__Instructions for the task__. Don't copy the pictures; return every other part of the records exactly.

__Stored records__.
%%

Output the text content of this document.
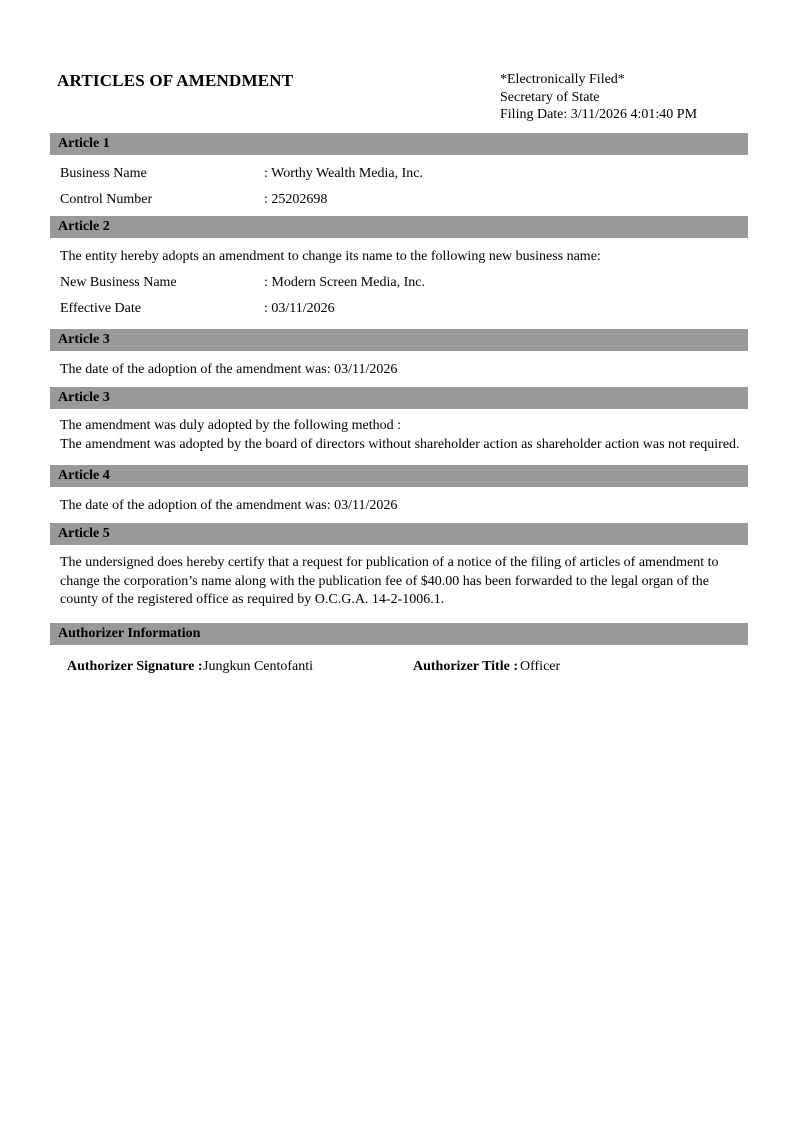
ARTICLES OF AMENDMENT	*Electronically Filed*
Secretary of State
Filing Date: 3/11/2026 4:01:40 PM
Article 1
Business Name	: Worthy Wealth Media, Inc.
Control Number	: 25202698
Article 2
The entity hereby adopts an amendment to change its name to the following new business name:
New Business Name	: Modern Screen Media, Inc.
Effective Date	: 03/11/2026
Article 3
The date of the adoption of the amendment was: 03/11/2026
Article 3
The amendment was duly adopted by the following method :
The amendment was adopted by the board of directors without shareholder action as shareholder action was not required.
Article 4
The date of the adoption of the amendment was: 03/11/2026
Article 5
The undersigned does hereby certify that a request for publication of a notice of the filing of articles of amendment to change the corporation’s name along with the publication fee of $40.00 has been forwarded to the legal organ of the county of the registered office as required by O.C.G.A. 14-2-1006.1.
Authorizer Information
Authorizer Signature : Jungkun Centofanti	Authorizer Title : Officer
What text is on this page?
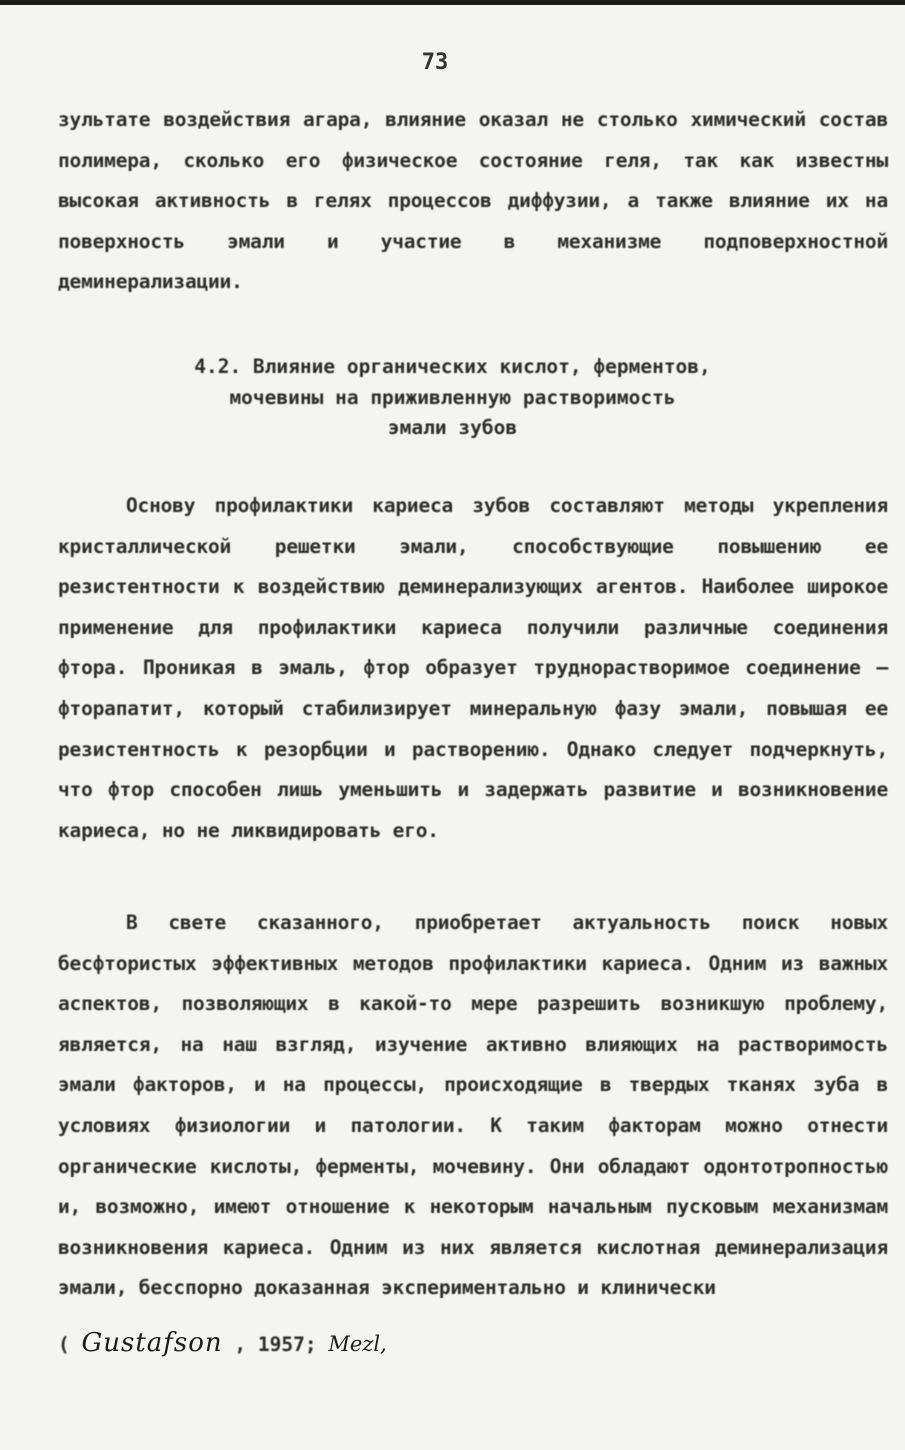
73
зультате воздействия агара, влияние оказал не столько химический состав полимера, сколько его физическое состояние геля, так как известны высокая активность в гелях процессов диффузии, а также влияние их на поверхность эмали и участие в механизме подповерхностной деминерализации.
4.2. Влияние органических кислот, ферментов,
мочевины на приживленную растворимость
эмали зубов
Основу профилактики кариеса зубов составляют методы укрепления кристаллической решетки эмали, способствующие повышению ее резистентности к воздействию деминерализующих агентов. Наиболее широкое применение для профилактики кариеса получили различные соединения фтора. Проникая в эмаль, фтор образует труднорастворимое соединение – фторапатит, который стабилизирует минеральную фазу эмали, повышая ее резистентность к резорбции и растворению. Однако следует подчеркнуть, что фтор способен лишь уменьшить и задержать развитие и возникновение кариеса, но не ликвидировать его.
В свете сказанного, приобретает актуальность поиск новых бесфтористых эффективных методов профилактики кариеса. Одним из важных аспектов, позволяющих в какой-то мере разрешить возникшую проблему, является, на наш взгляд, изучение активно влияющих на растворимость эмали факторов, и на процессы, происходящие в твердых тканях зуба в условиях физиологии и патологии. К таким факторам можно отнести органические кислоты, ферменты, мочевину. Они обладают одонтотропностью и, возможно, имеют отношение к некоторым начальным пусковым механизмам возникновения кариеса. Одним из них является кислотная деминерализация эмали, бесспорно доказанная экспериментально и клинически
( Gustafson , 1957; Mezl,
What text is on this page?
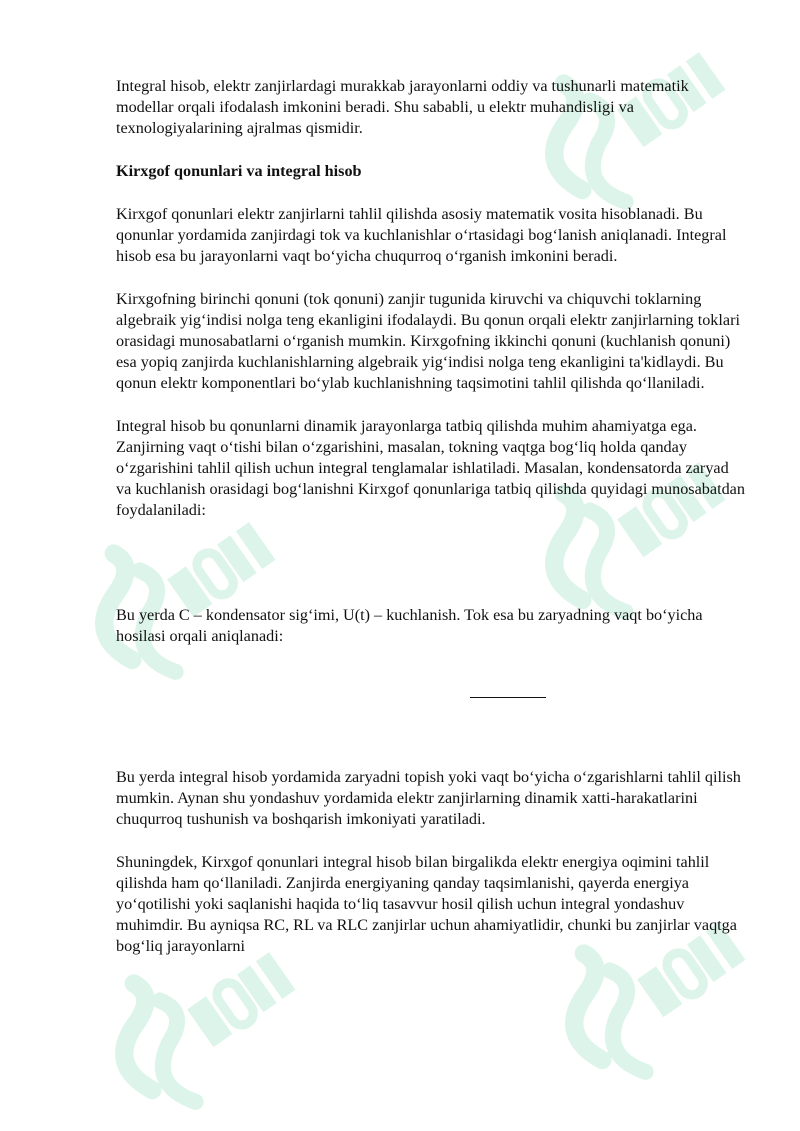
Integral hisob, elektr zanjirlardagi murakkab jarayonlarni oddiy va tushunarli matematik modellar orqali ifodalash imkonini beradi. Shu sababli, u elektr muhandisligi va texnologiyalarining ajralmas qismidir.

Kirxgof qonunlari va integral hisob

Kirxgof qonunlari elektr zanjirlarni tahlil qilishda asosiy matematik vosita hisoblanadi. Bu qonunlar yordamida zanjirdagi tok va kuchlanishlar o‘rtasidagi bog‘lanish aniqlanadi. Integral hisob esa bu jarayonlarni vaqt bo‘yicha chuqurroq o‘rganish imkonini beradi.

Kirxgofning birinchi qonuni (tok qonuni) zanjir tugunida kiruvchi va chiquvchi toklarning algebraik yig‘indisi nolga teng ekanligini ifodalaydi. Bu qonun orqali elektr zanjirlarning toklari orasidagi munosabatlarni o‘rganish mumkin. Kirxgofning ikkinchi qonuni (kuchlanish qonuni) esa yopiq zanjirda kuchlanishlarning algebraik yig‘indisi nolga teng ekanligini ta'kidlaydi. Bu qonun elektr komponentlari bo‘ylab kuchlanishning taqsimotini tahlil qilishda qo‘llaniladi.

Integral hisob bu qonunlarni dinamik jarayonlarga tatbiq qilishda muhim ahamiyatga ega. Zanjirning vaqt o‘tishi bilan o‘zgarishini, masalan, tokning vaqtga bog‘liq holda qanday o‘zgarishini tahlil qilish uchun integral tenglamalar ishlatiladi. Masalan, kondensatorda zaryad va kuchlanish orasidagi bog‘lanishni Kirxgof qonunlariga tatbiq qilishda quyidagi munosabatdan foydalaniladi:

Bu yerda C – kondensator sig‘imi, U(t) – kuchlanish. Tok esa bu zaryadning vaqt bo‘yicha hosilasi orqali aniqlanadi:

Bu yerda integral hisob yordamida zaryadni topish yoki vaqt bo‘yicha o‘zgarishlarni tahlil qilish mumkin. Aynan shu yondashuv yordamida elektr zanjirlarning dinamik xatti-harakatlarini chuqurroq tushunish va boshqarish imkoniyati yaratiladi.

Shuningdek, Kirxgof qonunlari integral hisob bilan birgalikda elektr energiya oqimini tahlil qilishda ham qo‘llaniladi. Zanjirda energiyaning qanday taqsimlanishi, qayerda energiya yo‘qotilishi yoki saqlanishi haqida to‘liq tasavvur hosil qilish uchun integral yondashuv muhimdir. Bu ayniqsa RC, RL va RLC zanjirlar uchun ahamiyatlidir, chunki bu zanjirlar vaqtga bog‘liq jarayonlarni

%%

__Response below__.
Output the text content of this document.
ARTICLES OF AMENDMENT	*Electronically Filed*
Secretary of State
Filing Date: 3/11/2026 4:01:40 PM
Article 1
Business Name	: Worthy Wealth Media, Inc.
Control Number	: 25202698
Article 2
The entity hereby adopts an amendment to change its name to the following new business name:
New Business Name	: Modern Screen Media, Inc.
Effective Date	: 03/11/2026
Article 3
The date of the adoption of the amendment was: 03/11/2026
Article 3
The amendment was duly adopted by the following method :
The amendment was adopted by the board of directors without shareholder action as shareholder action was not required.
Article 4
The date of the adoption of the amendment was: 03/11/2026
Article 5
The undersigned does hereby certify that a request for publication of a notice of the filing of articles of amendment to change the corporation’s name along with the publication fee of $40.00 has been forwarded to the legal organ of the county of the registered office as required by O.C.G.A. 14-2-1006.1.
Authorizer Information
Authorizer Signature : Jungkun Centofanti	Authorizer Title : Officer
What text is on this page?
73
зультате воздействия агара, влияние оказал не столько химический состав полимера, сколько его физическое состояние геля, так как известны высокая активность в гелях процессов диффузии, а также влияние их на поверхность эмали и участие в механизме подповерхностной деминерализации.
4.2. Влияние органических кислот, ферментов,
мочевины на приживленную растворимость
эмали зубов
Основу профилактики кариеса зубов составляют методы укрепления кристаллической решетки эмали, способствующие повышению ее резистентности к воздействию деминерализующих агентов. Наиболее широкое применение для профилактики кариеса получили различные соединения фтора. Проникая в эмаль, фтор образует труднорастворимое соединение – фторапатит, который стабилизирует минеральную фазу эмали, повышая ее резистентность к резорбции и растворению. Однако следует подчеркнуть, что фтор способен лишь уменьшить и задержать развитие и возникновение кариеса, но не ликвидировать его.
В свете сказанного, приобретает актуальность поиск новых бесфтористых эффективных методов профилактики кариеса. Одним из важных аспектов, позволяющих в какой-то мере разрешить возникшую проблему, является, на наш взгляд, изучение активно влияющих на растворимость эмали факторов, и на процессы, происходящие в твердых тканях зуба в условиях физиологии и патологии. К таким факторам можно отнести органические кислоты, ферменты, мочевину. Они обладают одонтотропностью и, возможно, имеют отношение к некоторым начальным пусковым механизмам возникновения кариеса. Одним из них является кислотная деминерализация эмали, бесспорно доказанная экспериментально и клинически
( Gustafson , 1957; Mezl,
What text is on this page?
Integral hisob, elektr zanjirlardagi murakkab jarayonlarni oddiy va tushunarli matematik modellar orqali ifodalash imkonini beradi. Shu sababli, u elektr muhandisligi va texnologiyalarining ajralmas qismidir.

Kirxgof qonunlari va integral hisob

Kirxgof qonunlari elektr zanjirlarni tahlil qilishda asosiy matematik vosita hisoblanadi. Bu qonunlar yordamida zanjirdagi tok va kuchlanishlar o‘rtasidagi bog‘lanish aniqlanadi. Integral hisob esa bu jarayonlarni vaqt bo‘yicha chuqurroq o‘rganish imkonini beradi.

Kirxgofning birinchi qonuni (tok qonuni) zanjir tugunida kiruvchi va chiquvchi toklarning algebraik yig‘indisi nolga teng ekanligini ifodalaydi. Bu qonun orqali elektr zanjirlarning toklari orasidagi munosabatlarni o‘rganish mumkin. Kirxgofning ikkinchi qonuni (kuchlanish qonuni) esa yopiq zanjirda kuchlanishlarning algebraik yig‘indisi nolga teng ekanligini ta'kidlaydi. Bu qonun elektr komponentlari bo‘ylab kuchlanishning taqsimotini tahlil qilishda qo‘llaniladi.

Integral hisob bu qonunlarni dinamik jarayonlarga tatbiq qilishda muhim ahamiyatga ega. Zanjirning vaqt o‘tishi bilan o‘zgarishini, masalan, tokning vaqtga bog‘liq holda qanday o‘zgarishini tahlil qilish uchun integral tenglamalar ishlatiladi. Masalan, kondensatorda zaryad va kuchlanish orasidagi bog‘lanishni Kirxgof qonunlariga tatbiq qilishda quyidagi munosabatdan foydalaniladi:

Bu yerda C – kondensator sig‘imi, U(t) – kuchlanish. Tok esa bu zaryadning vaqt bo‘yicha hosilasi orqali aniqlanadi:

Bu yerda integral hisob yordamida zaryadni topish yoki vaqt bo‘yicha o‘zgarishlarni tahlil qilish mumkin. Aynan shu yondashuv yordamida elektr zanjirlarning dinamik xatti-harakatlarini chuqurroq tushunish va boshqarish imkoniyati yaratiladi.

Shuningdek, Kirxgof qonunlari integral hisob bilan birgalikda elektr energiya oqimini tahlil qilishda ham qo‘llaniladi. Zanjirda energiyaning qanday taqsimlanishi, qayerda energiya yo‘qotilishi yoki saqlanishi haqida to‘liq tasavvur hosil qilish uchun integral yondashuv muhimdir. Bu ayniqsa RC, RL va RLC zanjirlar uchun ahamiyatlidir, chunki bu zanjirlar vaqtga bog‘liq jarayonlarni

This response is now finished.